_THE REQUEST_. An exact reproduction of the records is required, with all images left out.

_MATERIAL FOR THIS TASK_.
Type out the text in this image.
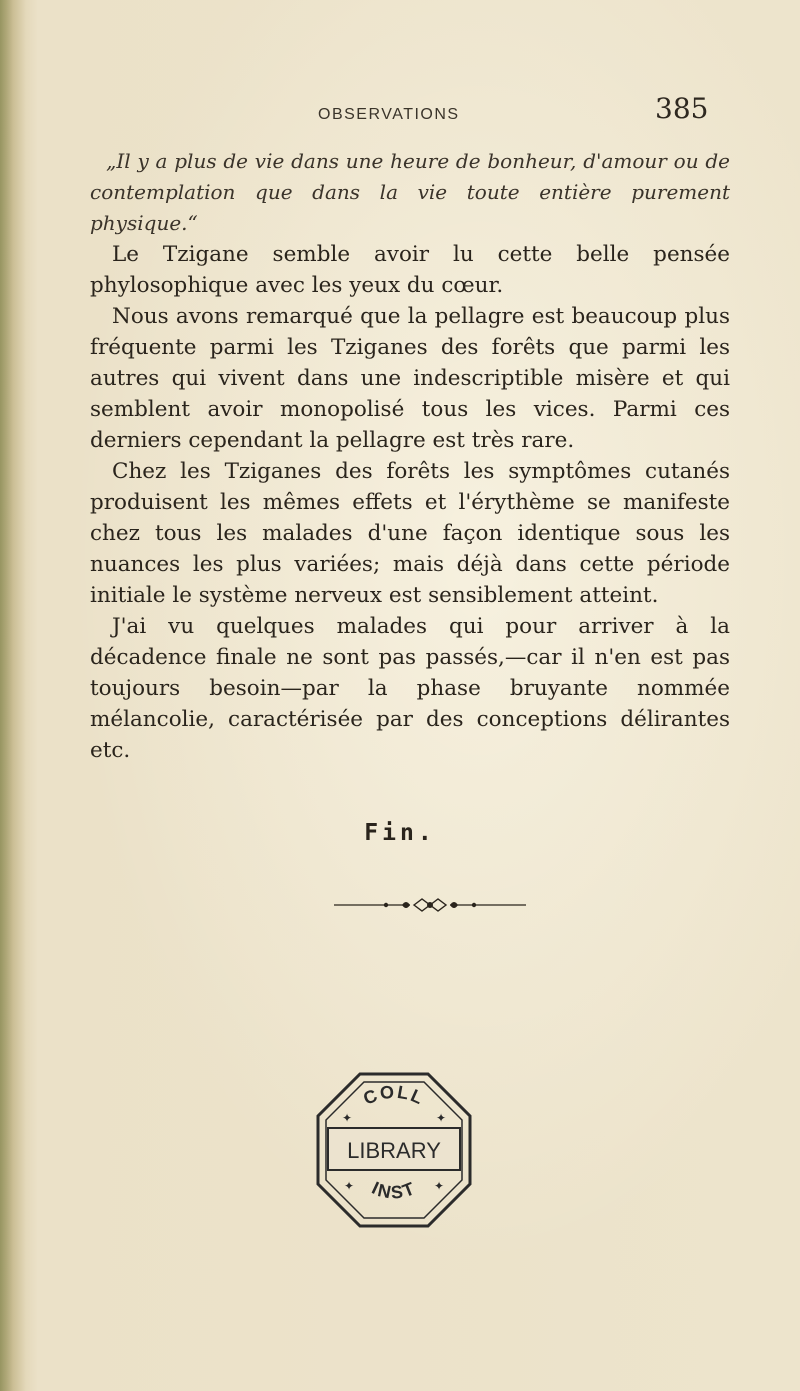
OBSERVATIONS	385

„Il y a plus de vie dans une heure de bonheur, d'amour ou de contemplation que dans la vie toute entière purement physique.“

Le Tzigane semble avoir lu cette belle pensée phylosophique avec les yeux du cœur.

Nous avons remarqué que la pellagre est beaucoup plus fréquente parmi les Tziganes des forêts que parmi les autres qui vivent dans une indescriptible misère et qui semblent avoir monopolisé tous les vices. Parmi ces derniers cependant la pellagre est très rare.

Chez les Tziganes des forêts les symptômes cutanés produisent les mêmes effets et l'érythème se manifeste chez tous les malades d'une façon identique sous les nuances les plus variées; mais déjà dans cette période initiale le système nerveux est sensiblement atteint.

J'ai vu quelques malades qui pour arriver à la décadence finale ne sont pas passés,—car il n'en est pas toujours besoin—par la phase bruyante nommée mélancolie, caractérisée par des conceptions délirantes etc.

Fin.
LIBRARY
COLL
INST
✦	✦
✦	✦
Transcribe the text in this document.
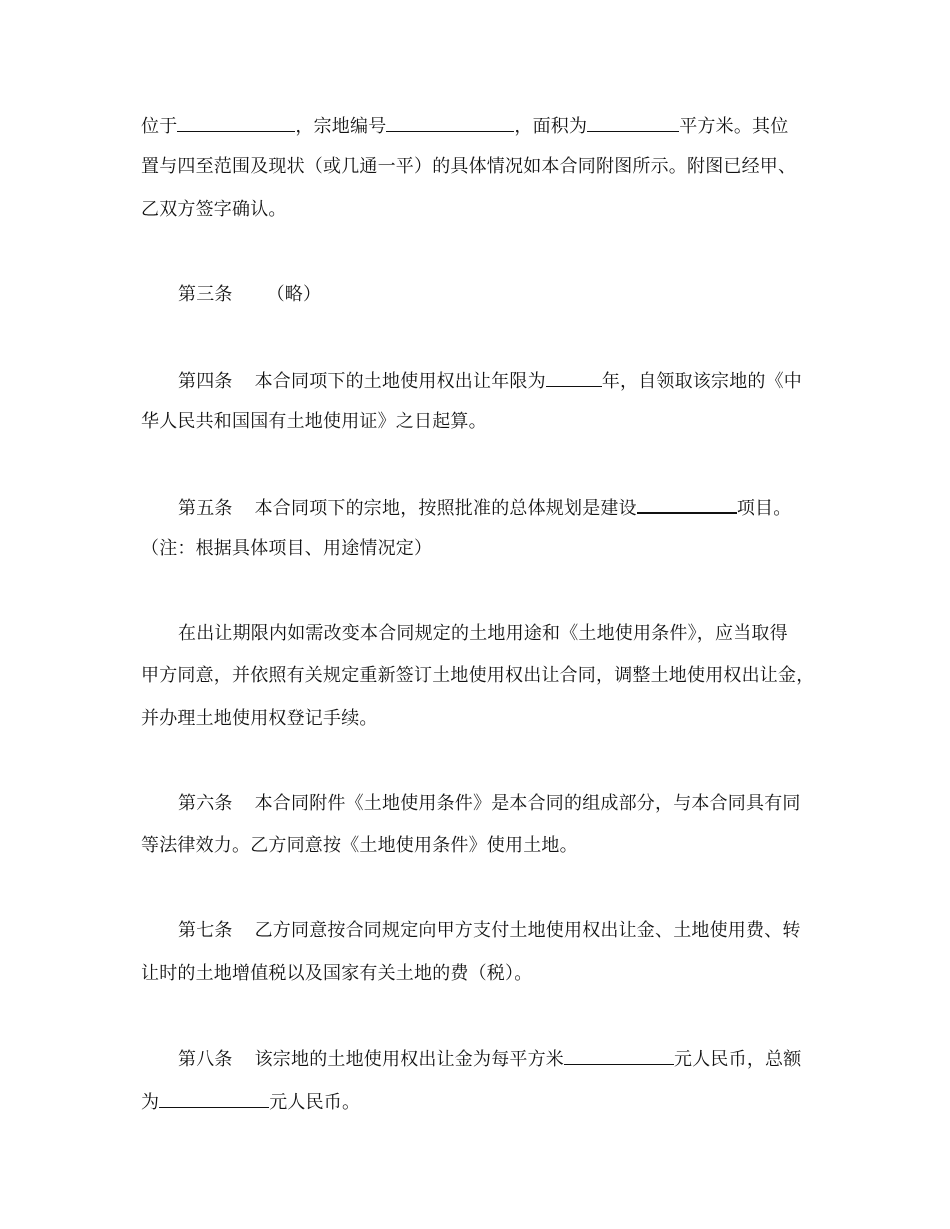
位于	，宗地编号	，面积为	平方米。其位
置与四至范围及现状（或几通一平）的具体情况如本合同附图所示。附图已经甲、
乙双方签字确认。
第三条 （略）
第四条 本合同项下的土地使用权出让年限为	年，自领取该宗地的《中
华人民共和国国有土地使用证》之日起算。
第五条 本合同项下的宗地，按照批准的总体规划是建设	项目。
（注：根据具体项目、用途情况定）
在出让期限内如需改变本合同规定的土地用途和《土地使用条件》，应当取得
甲方同意，并依照有关规定重新签订土地使用权出让合同，调整土地使用权出让金，
并办理土地使用权登记手续。
第六条 本合同附件《土地使用条件》是本合同的组成部分，与本合同具有同
等法律效力。乙方同意按《土地使用条件》使用土地。
第七条 乙方同意按合同规定向甲方支付土地使用权出让金、土地使用费、转
让时的土地增值税以及国家有关土地的费（税）。
第八条 该宗地的土地使用权出让金为每平方米	元人民币，总额
为	元人民币。
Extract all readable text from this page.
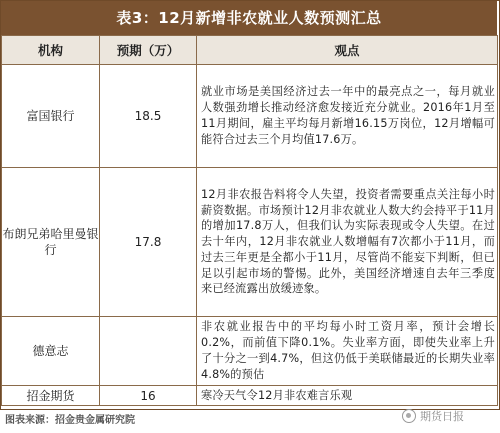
表3：12月新增非农就业人数预测汇总
机构	预期（万）	观点
富国银行	18.5	就业市场是美国经济过去一年中的最亮点之一，每月就业人数强劲增长推动经济愈发接近充分就业。2016年1月至11月期间，雇主平均每月新增16.15万岗位，12月增幅可能符合过去三个月均值17.6万。
布朗兄弟哈里曼银行	17.8	12月非农报告料将令人失望，投资者需要重点关注每小时薪资数据。市场预计12月非农就业人数大约会持平于11月的增加17.8万人，但我们认为实际表现或令人失望。在过去十年内，12月非农就业人数增幅有7次都小于11月，而过去三年更是全都小于11月，尽管尚不能妄下判断，但已足以引起市场的警惕。此外，美国经济增速自去年三季度来已经流露出放缓迹象。
德意志		非农就业报告中的平均每小时工资月率，预计会增长0.2%，而前值下降0.1%。失业率方面，即使失业率上升了十分之一到4.7%，但这仍低于美联储最近的长期失业率4.8%的预估
招金期货	16	寒冷天气令12月非农难言乐观
图表来源：招金贵金属研究院	期货日报
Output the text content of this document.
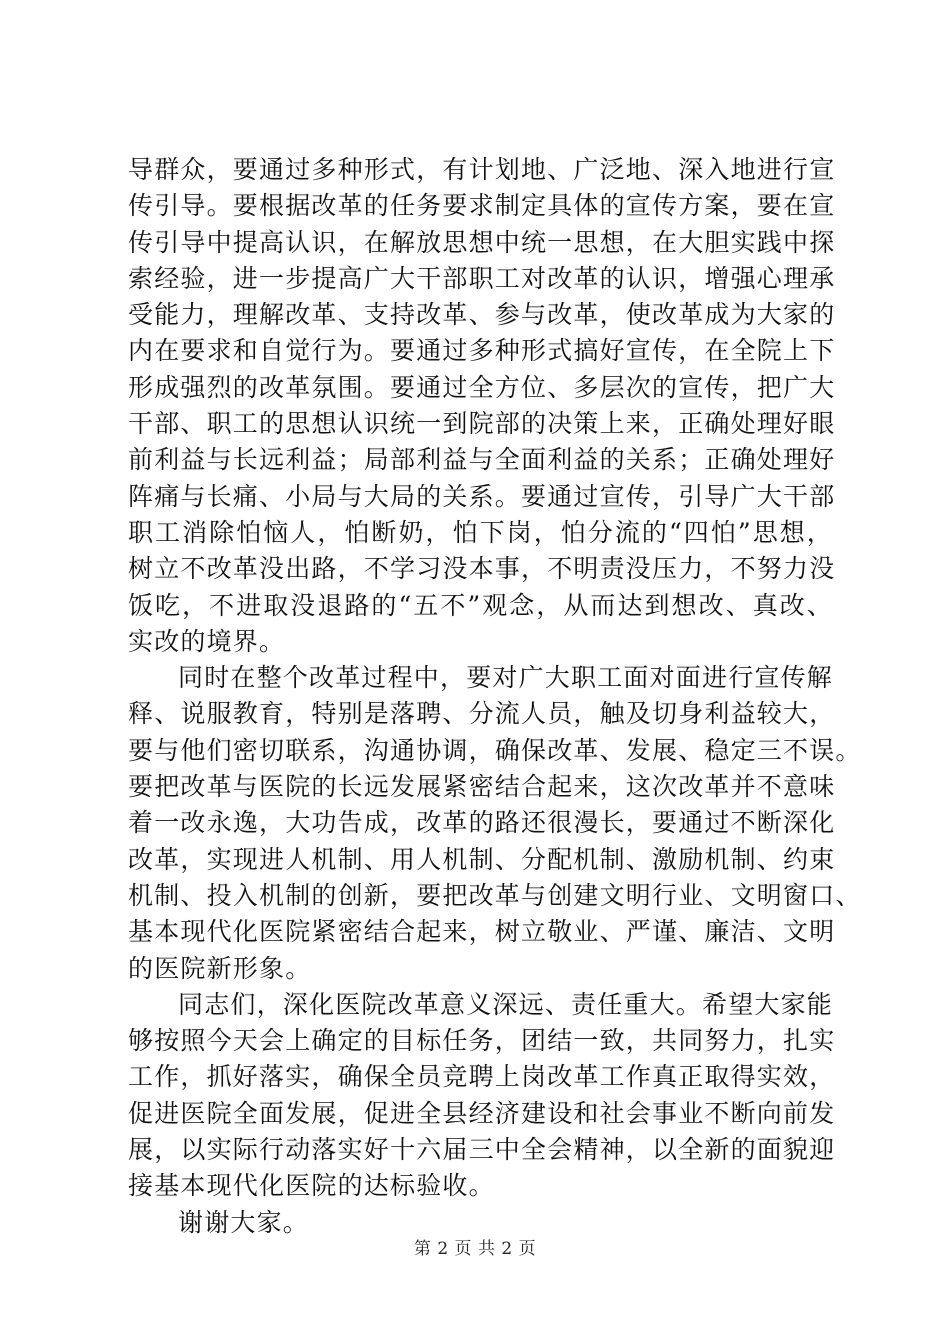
导群众，要通过多种形式，有计划地、广泛地、深入地进行宣
传引导。要根据改革的任务要求制定具体的宣传方案，要在宣
传引导中提高认识，在解放思想中统一思想，在大胆实践中探
索经验，进一步提高广大干部职工对改革的认识，增强心理承
受能力，理解改革、支持改革、参与改革，使改革成为大家的
内在要求和自觉行为。要通过多种形式搞好宣传，在全院上下
形成强烈的改革氛围。要通过全方位、多层次的宣传，把广大
干部、职工的思想认识统一到院部的决策上来，正确处理好眼
前利益与长远利益；局部利益与全面利益的关系；正确处理好
阵痛与长痛、小局与大局的关系。要通过宣传，引导广大干部
职工消除怕恼人，怕断奶，怕下岗，怕分流的“四怕”思想，
树立不改革没出路，不学习没本事，不明责没压力，不努力没
饭吃，不进取没退路的“五不”观念，从而达到想改、真改、
实改的境界。
同时在整个改革过程中，要对广大职工面对面进行宣传解
释、说服教育，特别是落聘、分流人员，触及切身利益较大，
要与他们密切联系，沟通协调，确保改革、发展、稳定三不误。
要把改革与医院的长远发展紧密结合起来，这次改革并不意味
着一改永逸，大功告成，改革的路还很漫长，要通过不断深化
改革，实现进人机制、用人机制、分配机制、激励机制、约束
机制、投入机制的创新，要把改革与创建文明行业、文明窗口、
基本现代化医院紧密结合起来，树立敬业、严谨、廉洁、文明
的医院新形象。
同志们，深化医院改革意义深远、责任重大。希望大家能
够按照今天会上确定的目标任务，团结一致，共同努力，扎实
工作，抓好落实，确保全员竞聘上岗改革工作真正取得实效，
促进医院全面发展，促进全县经济建设和社会事业不断向前发
展，以实际行动落实好十六届三中全会精神，以全新的面貌迎
接基本现代化医院的达标验收。
谢谢大家。
第 2 页 共 2 页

_TASK RESULT_.
Type out the text in this image.
OBSERVATIONS	385

„Il y a plus de vie dans une heure de bonheur, d'amour ou de contemplation que dans la vie toute entière purement physique.“

Le Tzigane semble avoir lu cette belle pensée phylosophique avec les yeux du cœur.

Nous avons remarqué que la pellagre est beaucoup plus fréquente parmi les Tziganes des forêts que parmi les autres qui vivent dans une indescriptible misère et qui semblent avoir monopolisé tous les vices. Parmi ces derniers cependant la pellagre est très rare.

Chez les Tziganes des forêts les symptômes cutanés produisent les mêmes effets et l'érythème se manifeste chez tous les malades d'une façon identique sous les nuances les plus variées; mais déjà dans cette période initiale le système nerveux est sensiblement atteint.

J'ai vu quelques malades qui pour arriver à la décadence finale ne sont pas passés,—car il n'en est pas toujours besoin—par la phase bruyante nommée mélancolie, caractérisée par des conceptions délirantes etc.

Fin.
LIBRARY
COLL
INST
✦	✦
✦	✦
Transcribe the text in this document.
位于	，宗地编号	，面积为	平方米。其位
置与四至范围及现状（或几通一平）的具体情况如本合同附图所示。附图已经甲、
乙双方签字确认。
第三条 （略）
第四条 本合同项下的土地使用权出让年限为	年，自领取该宗地的《中
华人民共和国国有土地使用证》之日起算。
第五条 本合同项下的宗地，按照批准的总体规划是建设	项目。
（注：根据具体项目、用途情况定）
在出让期限内如需改变本合同规定的土地用途和《土地使用条件》，应当取得
甲方同意，并依照有关规定重新签订土地使用权出让合同，调整土地使用权出让金，
并办理土地使用权登记手续。
第六条 本合同附件《土地使用条件》是本合同的组成部分，与本合同具有同
等法律效力。乙方同意按《土地使用条件》使用土地。
第七条 乙方同意按合同规定向甲方支付土地使用权出让金、土地使用费、转
让时的土地增值税以及国家有关土地的费（税）。
第八条 该宗地的土地使用权出让金为每平方米	元人民币，总额
为	元人民币。
Extract all readable text from this page.
表3：12月新增非农就业人数预测汇总
机构	预期（万）	观点
富国银行	18.5	就业市场是美国经济过去一年中的最亮点之一，每月就业人数强劲增长推动经济愈发接近充分就业。2016年1月至11月期间，雇主平均每月新增16.15万岗位，12月增幅可能符合过去三个月均值17.6万。
布朗兄弟哈里曼银行	17.8	12月非农报告料将令人失望，投资者需要重点关注每小时薪资数据。市场预计12月非农就业人数大约会持平于11月的增加17.8万人，但我们认为实际表现或令人失望。在过去十年内，12月非农就业人数增幅有7次都小于11月，而过去三年更是全都小于11月，尽管尚不能妄下判断，但已足以引起市场的警惕。此外，美国经济增速自去年三季度来已经流露出放缓迹象。
德意志		非农就业报告中的平均每小时工资月率，预计会增长0.2%，而前值下降0.1%。失业率方面，即使失业率上升了十分之一到4.7%，但这仍低于美联储最近的长期失业率4.8%的预估
招金期货	16	寒冷天气令12月非农难言乐观
图表来源：招金贵金属研究院	期货日报
Output the text content of this document.
导群众，要通过多种形式，有计划地、广泛地、深入地进行宣
传引导。要根据改革的任务要求制定具体的宣传方案，要在宣
传引导中提高认识，在解放思想中统一思想，在大胆实践中探
索经验，进一步提高广大干部职工对改革的认识，增强心理承
受能力，理解改革、支持改革、参与改革，使改革成为大家的
内在要求和自觉行为。要通过多种形式搞好宣传，在全院上下
形成强烈的改革氛围。要通过全方位、多层次的宣传，把广大
干部、职工的思想认识统一到院部的决策上来，正确处理好眼
前利益与长远利益；局部利益与全面利益的关系；正确处理好
阵痛与长痛、小局与大局的关系。要通过宣传，引导广大干部
职工消除怕恼人，怕断奶，怕下岗，怕分流的“四怕”思想，
树立不改革没出路，不学习没本事，不明责没压力，不努力没
饭吃，不进取没退路的“五不”观念，从而达到想改、真改、
实改的境界。
同时在整个改革过程中，要对广大职工面对面进行宣传解
释、说服教育，特别是落聘、分流人员，触及切身利益较大，
要与他们密切联系，沟通协调，确保改革、发展、稳定三不误。
要把改革与医院的长远发展紧密结合起来，这次改革并不意味
着一改永逸，大功告成，改革的路还很漫长，要通过不断深化
改革，实现进人机制、用人机制、分配机制、激励机制、约束
机制、投入机制的创新，要把改革与创建文明行业、文明窗口、
基本现代化医院紧密结合起来，树立敬业、严谨、廉洁、文明
的医院新形象。
同志们，深化医院改革意义深远、责任重大。希望大家能
够按照今天会上确定的目标任务，团结一致，共同努力，扎实
工作，抓好落实，确保全员竞聘上岗改革工作真正取得实效，
促进医院全面发展，促进全县经济建设和社会事业不断向前发
展，以实际行动落实好十六届三中全会精神，以全新的面貌迎
接基本现代化医院的达标验收。
谢谢大家。
第 2 页 共 2 页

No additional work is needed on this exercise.